EXERCISE GOAL
Please convert the entries from the start through the line containing "article-history-block: Article history: Received" into a JSON list of strings, one string per line, leaving out blank lines.

Bounding box annotations:
※

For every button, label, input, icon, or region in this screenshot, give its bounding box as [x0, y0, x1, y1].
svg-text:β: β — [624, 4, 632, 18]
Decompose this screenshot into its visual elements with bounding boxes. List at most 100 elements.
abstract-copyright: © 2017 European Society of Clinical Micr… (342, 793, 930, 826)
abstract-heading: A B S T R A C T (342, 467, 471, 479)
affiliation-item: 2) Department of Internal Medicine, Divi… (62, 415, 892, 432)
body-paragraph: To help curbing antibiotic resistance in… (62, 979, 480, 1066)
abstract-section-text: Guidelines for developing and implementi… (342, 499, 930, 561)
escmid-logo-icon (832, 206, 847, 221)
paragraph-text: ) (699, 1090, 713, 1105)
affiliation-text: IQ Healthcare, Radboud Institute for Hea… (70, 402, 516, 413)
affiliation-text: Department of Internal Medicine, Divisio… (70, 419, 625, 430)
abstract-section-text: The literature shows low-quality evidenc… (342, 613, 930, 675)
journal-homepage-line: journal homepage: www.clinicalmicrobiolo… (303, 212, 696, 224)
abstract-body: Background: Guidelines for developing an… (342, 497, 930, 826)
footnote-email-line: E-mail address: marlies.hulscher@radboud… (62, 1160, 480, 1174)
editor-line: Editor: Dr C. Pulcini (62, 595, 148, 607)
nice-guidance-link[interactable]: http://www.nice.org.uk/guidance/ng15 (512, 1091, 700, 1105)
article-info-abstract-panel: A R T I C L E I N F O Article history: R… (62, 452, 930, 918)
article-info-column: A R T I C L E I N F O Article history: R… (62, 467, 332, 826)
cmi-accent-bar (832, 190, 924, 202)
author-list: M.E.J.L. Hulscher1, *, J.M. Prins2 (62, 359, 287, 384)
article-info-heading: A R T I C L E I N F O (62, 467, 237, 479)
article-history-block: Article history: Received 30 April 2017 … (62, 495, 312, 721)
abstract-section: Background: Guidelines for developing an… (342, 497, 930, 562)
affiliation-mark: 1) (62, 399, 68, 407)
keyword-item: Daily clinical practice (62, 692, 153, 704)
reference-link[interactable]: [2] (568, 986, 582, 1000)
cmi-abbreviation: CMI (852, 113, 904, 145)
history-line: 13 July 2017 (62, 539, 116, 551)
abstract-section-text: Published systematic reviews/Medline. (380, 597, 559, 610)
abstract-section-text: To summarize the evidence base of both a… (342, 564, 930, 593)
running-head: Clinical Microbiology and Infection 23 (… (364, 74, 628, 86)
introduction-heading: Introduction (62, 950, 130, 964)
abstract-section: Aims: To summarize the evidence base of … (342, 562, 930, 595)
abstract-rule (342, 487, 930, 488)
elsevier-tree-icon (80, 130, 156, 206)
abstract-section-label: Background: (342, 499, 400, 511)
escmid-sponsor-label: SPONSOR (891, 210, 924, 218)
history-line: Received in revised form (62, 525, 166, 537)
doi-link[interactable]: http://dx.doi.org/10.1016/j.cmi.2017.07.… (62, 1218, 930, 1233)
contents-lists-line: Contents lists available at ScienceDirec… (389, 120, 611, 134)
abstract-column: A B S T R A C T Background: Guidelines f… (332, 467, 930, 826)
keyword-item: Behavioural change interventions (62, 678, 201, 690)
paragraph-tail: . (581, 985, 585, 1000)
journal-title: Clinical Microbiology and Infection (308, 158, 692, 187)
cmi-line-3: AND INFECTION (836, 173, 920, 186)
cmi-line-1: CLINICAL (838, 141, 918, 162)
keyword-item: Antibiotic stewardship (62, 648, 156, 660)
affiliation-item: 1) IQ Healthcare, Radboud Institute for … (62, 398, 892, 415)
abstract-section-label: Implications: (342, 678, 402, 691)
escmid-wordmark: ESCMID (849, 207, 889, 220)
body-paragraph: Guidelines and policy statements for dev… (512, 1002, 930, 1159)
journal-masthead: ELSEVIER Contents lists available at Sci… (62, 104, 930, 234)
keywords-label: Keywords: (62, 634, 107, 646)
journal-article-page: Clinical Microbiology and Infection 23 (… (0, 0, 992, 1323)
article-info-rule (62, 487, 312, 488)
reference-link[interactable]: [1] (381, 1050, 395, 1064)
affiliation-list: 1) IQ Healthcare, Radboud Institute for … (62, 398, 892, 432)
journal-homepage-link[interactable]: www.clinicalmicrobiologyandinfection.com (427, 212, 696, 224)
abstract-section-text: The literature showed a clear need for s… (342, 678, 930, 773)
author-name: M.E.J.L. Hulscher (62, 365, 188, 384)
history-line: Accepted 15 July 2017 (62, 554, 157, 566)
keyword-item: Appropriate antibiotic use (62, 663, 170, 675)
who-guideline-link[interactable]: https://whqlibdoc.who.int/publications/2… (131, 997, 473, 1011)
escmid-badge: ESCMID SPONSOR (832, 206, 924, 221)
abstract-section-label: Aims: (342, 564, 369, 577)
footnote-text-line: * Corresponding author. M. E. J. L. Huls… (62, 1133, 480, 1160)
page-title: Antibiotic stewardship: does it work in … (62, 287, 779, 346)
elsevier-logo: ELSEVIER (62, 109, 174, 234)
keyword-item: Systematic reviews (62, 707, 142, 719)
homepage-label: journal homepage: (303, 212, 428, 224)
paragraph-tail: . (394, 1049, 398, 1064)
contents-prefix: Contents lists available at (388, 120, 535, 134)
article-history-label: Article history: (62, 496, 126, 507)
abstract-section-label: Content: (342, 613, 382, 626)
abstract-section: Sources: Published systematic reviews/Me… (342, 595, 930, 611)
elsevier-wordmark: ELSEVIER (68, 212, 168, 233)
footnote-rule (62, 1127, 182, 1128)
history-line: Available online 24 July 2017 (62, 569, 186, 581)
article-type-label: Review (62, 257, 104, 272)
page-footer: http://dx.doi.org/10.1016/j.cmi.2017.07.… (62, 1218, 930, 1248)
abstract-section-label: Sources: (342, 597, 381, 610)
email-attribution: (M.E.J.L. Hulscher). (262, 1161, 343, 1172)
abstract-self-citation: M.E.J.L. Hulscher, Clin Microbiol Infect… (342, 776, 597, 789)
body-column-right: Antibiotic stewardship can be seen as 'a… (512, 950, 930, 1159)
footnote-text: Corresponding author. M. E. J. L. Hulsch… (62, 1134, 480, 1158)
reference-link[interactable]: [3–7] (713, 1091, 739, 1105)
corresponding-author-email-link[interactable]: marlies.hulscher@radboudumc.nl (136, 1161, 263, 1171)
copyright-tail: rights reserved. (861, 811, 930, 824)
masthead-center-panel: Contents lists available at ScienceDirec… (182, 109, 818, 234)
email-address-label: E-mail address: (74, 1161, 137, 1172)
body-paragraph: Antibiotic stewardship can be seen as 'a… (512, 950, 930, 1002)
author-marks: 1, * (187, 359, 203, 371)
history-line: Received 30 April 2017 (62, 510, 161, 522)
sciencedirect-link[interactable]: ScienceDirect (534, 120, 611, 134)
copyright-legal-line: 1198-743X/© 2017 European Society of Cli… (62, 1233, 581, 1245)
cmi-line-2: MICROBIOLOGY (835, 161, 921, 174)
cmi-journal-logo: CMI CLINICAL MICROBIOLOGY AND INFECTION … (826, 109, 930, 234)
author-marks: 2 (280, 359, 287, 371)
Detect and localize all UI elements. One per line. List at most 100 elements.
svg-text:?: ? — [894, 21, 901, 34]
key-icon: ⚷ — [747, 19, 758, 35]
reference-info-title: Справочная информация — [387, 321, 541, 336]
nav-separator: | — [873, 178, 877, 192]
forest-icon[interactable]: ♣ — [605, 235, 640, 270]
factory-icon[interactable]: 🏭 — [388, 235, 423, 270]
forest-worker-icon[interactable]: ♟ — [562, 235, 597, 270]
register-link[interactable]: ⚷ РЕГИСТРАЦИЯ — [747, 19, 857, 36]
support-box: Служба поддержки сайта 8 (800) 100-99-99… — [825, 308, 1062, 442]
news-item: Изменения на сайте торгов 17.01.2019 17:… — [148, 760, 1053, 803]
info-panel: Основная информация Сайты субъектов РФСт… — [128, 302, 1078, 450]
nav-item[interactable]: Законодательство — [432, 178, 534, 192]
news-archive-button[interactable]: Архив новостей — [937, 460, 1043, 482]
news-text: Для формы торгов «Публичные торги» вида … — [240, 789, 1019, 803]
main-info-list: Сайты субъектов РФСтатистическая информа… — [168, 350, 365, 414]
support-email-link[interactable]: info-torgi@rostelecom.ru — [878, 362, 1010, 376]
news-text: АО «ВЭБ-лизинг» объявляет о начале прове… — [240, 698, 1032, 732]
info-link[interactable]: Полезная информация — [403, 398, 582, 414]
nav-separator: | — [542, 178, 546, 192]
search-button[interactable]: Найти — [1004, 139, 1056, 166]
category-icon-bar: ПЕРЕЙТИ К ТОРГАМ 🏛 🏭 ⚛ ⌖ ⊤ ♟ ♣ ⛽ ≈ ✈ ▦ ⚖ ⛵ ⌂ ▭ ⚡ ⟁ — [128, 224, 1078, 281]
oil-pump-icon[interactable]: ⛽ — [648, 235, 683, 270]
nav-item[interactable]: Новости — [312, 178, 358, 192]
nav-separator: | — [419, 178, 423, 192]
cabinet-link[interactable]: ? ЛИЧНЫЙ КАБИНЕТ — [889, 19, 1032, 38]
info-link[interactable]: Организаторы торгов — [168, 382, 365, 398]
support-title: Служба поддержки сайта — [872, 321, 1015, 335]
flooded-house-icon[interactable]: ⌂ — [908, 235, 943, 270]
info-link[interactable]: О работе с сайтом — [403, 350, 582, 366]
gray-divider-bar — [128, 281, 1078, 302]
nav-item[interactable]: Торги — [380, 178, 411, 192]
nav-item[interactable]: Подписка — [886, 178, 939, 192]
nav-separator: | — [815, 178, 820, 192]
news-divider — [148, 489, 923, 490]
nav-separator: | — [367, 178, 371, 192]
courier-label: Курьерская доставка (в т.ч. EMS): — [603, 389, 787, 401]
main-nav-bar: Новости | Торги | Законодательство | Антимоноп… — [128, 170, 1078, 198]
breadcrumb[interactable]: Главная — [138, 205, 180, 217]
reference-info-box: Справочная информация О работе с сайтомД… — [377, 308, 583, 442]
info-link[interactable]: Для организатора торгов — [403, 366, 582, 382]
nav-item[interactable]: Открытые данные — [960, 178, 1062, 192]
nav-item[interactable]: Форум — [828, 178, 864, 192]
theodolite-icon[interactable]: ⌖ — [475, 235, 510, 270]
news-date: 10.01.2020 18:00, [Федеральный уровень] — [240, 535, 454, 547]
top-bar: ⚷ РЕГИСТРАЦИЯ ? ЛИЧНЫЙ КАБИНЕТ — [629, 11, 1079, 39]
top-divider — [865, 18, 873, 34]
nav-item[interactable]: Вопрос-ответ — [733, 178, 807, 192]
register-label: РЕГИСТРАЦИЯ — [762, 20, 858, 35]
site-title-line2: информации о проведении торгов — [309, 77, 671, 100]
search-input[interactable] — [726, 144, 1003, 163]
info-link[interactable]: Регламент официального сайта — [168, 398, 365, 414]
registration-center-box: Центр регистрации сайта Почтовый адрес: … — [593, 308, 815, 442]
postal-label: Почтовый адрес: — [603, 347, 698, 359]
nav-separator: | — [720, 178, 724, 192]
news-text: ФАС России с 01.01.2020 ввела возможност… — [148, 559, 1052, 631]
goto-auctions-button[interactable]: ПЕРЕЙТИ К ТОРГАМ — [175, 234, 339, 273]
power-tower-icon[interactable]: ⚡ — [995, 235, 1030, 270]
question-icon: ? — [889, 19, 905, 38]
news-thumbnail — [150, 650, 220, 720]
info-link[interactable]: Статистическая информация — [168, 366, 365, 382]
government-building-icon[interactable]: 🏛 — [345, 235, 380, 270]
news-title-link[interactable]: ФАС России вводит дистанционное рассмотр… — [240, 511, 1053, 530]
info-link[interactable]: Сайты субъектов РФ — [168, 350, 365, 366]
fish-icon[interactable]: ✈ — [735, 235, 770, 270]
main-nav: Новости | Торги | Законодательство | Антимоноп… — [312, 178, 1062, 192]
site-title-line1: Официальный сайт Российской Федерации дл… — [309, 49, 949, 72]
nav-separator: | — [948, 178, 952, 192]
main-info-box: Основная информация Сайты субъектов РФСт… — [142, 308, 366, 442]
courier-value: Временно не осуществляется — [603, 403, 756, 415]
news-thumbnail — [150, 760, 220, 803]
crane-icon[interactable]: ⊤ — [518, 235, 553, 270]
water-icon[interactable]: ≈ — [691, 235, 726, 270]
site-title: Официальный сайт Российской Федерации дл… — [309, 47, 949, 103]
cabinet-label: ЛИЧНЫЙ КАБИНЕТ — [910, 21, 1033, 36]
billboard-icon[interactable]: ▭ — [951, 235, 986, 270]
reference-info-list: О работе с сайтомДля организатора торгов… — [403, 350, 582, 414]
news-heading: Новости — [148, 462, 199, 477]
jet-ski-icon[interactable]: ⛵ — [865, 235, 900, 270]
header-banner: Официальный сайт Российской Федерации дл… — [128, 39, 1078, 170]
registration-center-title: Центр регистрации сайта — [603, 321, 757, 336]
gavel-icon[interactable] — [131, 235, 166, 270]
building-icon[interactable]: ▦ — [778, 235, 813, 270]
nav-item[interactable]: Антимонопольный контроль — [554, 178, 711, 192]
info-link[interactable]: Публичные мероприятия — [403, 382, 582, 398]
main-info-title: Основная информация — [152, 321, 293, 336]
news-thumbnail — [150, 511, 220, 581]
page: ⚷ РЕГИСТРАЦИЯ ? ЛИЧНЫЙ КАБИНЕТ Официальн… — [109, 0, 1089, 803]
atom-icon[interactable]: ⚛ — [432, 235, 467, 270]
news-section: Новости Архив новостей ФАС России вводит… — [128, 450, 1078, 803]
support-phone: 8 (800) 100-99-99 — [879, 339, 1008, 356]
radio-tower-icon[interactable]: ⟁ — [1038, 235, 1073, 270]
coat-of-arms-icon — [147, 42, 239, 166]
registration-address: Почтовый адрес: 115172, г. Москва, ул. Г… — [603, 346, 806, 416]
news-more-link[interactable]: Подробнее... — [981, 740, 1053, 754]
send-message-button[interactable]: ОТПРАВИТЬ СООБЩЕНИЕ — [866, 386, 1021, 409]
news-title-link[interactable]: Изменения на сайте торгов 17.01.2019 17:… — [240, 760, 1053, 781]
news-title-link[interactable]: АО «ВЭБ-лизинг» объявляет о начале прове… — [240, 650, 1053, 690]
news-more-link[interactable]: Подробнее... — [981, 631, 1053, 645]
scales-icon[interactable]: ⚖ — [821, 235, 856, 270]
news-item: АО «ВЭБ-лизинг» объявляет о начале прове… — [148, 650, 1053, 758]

※

CORRECT RESULT
[
  "For every button, label, input, icon, or region in this screenshot, give its bounding box as [x0, y0, x1, y1].",
  "svg-text:β: β — [624, 4, 632, 18]",
  "Decompose this screenshot into its visual elements with bounding boxes. List at most 100 elements.",
  "abstract-copyright: © 2017 European Society of Clinical Micr… (342, 793, 930, 826)",
  "abstract-heading: A B S T R A C T (342, 467, 471, 479)",
  "affiliation-item: 2) Department of Internal Medicine, Divi… (62, 415, 892, 432)",
  "body-paragraph: To help curbing antibiotic resistance in… (62, 979, 480, 1066)",
  "abstract-section-text: Guidelines for developing and implementi… (342, 499, 930, 561)",
  "escmid-logo-icon (832, 206, 847, 221)",
  "paragraph-text: ) (699, 1090, 713, 1105)",
  "affiliation-text: IQ Healthcare, Radboud Institute for Hea… (70, 402, 516, 413)",
  "affiliation-text: Department of Internal Medicine, Divisio… (70, 419, 625, 430)",
  "abstract-section-text: The literature shows low-quality evidenc… (342, 613, 930, 675)",
  "journal-homepage-line: journal homepage: www.clinicalmicrobiolo… (303, 212, 696, 224)",
  "abstract-body: Background: Guidelines for developing an… (342, 497, 930, 826)",
  "footnote-email-line: E-mail address: marlies.hulscher@radboud… (62, 1160, 480, 1174)",
  "editor-line: Editor: Dr C. Pulcini (62, 595, 148, 607)",
  "nice-guidance-link[interactable]: http://www.nice.org.uk/guidance/ng15 (512, 1091, 700, 1105)",
  "article-info-abstract-panel: A R T I C L E I N F O Article history: R… (62, 452, 930, 918)",
  "article-info-column: A R T I C L E I N F O Article history: R… (62, 467, 332, 826)",
  "cmi-accent-bar (832, 190, 924, 202)",
  "author-list: M.E.J.L. Hulscher1, *, J.M. Prins2 (62, 359, 287, 384)",
  "article-info-heading: A R T I C L E I N F O (62, 467, 237, 479)",
  "article-history-block: Article history: Received 30 April 2017 … (62, 495, 312, 721)"
]